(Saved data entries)

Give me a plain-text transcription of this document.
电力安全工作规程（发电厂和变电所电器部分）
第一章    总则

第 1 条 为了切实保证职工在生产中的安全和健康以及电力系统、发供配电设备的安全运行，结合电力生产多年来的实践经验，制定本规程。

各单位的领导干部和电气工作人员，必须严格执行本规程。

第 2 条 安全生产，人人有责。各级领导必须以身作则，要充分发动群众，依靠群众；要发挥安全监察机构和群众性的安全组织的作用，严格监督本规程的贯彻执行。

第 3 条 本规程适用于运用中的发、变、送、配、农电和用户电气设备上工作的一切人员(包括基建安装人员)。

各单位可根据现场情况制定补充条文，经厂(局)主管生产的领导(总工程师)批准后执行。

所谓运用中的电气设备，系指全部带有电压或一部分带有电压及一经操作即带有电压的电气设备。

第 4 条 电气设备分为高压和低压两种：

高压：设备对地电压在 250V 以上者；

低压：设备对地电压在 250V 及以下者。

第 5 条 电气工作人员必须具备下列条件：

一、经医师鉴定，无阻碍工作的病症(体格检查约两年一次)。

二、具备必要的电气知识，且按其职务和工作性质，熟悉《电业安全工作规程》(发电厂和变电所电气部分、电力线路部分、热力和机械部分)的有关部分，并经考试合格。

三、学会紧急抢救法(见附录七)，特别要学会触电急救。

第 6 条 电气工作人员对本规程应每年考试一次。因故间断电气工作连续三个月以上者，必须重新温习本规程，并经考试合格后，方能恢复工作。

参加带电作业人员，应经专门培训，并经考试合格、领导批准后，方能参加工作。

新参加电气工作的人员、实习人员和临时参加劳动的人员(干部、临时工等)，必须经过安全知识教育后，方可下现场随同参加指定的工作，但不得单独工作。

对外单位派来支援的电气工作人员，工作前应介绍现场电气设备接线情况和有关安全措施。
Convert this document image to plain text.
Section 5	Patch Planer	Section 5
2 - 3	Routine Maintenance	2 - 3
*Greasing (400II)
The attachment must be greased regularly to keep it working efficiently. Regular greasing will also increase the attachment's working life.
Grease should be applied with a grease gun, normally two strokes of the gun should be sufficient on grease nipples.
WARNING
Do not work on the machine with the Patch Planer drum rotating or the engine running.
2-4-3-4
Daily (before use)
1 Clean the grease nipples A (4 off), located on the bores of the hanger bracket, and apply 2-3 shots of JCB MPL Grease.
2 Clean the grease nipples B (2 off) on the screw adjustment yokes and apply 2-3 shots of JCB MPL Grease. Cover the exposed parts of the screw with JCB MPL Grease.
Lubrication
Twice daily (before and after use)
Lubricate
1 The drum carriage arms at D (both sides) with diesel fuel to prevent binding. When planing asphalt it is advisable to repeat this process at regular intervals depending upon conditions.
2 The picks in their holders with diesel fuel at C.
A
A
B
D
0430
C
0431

==

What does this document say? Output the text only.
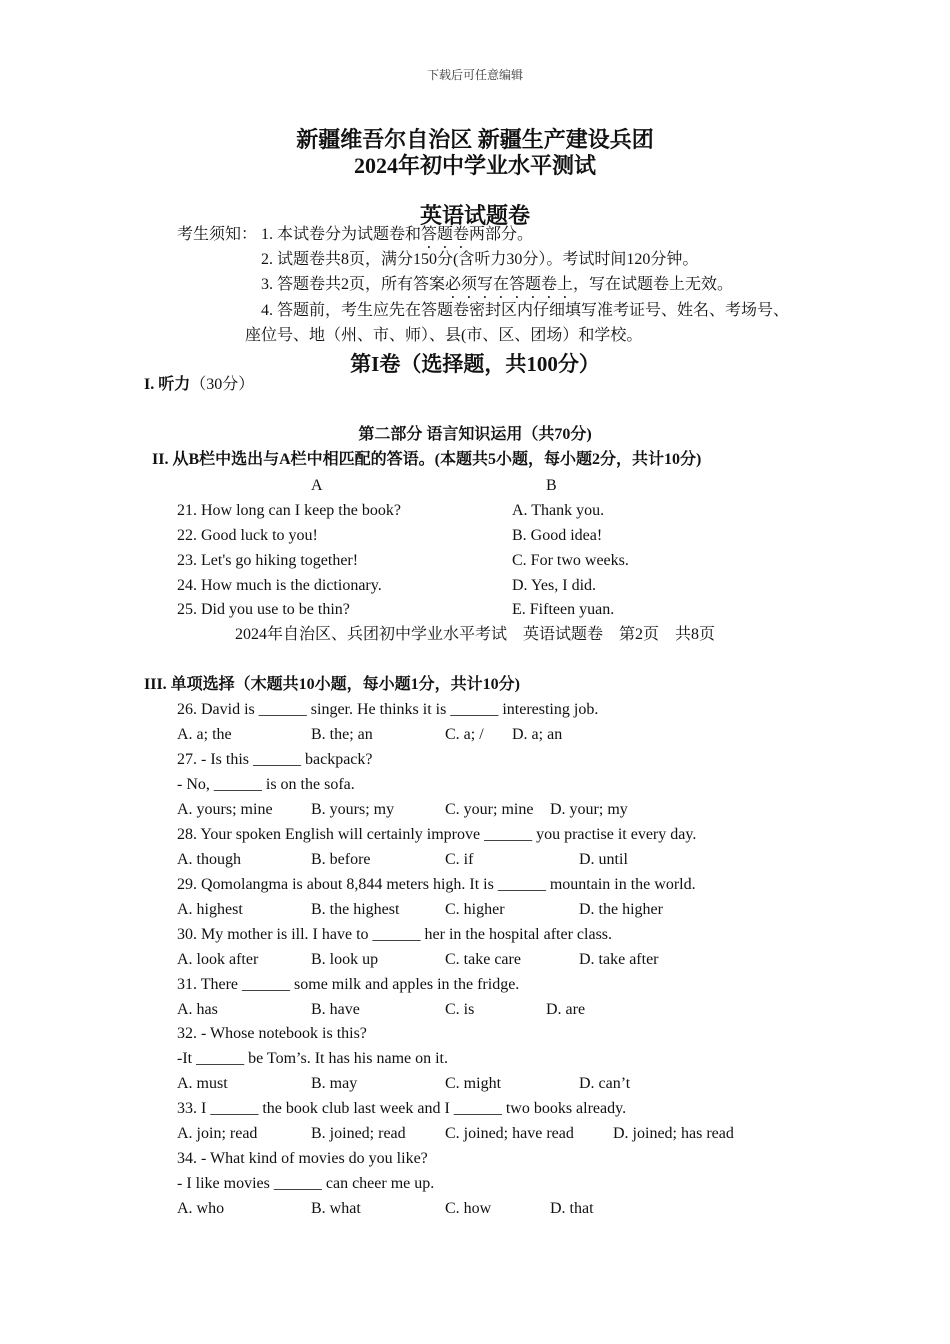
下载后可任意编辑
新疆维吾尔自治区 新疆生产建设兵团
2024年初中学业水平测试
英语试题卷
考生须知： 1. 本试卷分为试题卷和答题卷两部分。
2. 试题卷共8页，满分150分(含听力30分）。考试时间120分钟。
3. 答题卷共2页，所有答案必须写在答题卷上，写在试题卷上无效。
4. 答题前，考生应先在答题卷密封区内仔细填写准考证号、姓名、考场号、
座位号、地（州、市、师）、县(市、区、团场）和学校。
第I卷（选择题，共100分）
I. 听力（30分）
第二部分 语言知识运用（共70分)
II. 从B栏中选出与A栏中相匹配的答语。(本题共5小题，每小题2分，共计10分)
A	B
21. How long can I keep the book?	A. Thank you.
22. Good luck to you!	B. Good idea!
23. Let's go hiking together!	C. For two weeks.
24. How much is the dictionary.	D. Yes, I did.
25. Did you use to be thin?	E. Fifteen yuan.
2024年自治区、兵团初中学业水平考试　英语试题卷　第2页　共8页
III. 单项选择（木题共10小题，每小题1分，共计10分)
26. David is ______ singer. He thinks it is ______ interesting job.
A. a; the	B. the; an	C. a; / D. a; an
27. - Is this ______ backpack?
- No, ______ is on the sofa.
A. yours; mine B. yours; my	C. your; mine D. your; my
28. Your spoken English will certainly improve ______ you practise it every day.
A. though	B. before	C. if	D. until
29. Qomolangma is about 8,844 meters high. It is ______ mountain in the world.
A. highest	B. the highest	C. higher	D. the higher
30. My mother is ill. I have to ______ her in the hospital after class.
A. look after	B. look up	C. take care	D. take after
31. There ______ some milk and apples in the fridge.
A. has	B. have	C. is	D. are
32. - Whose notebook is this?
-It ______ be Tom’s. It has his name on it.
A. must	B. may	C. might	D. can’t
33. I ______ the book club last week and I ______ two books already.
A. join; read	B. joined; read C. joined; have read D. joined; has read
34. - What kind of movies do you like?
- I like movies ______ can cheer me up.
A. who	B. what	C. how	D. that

(WORK TO BE COMPLETED) Every line above that contains the word "fuel" should be reported.

(THE RESPONSE)
1 The drum carriage arms at D (both sides) with diesel fuel to prevent binding. When planing asphalt it is advisable to repeat this process at regular intervals depending upon conditions.
2 The picks in their holders with diesel fuel at C.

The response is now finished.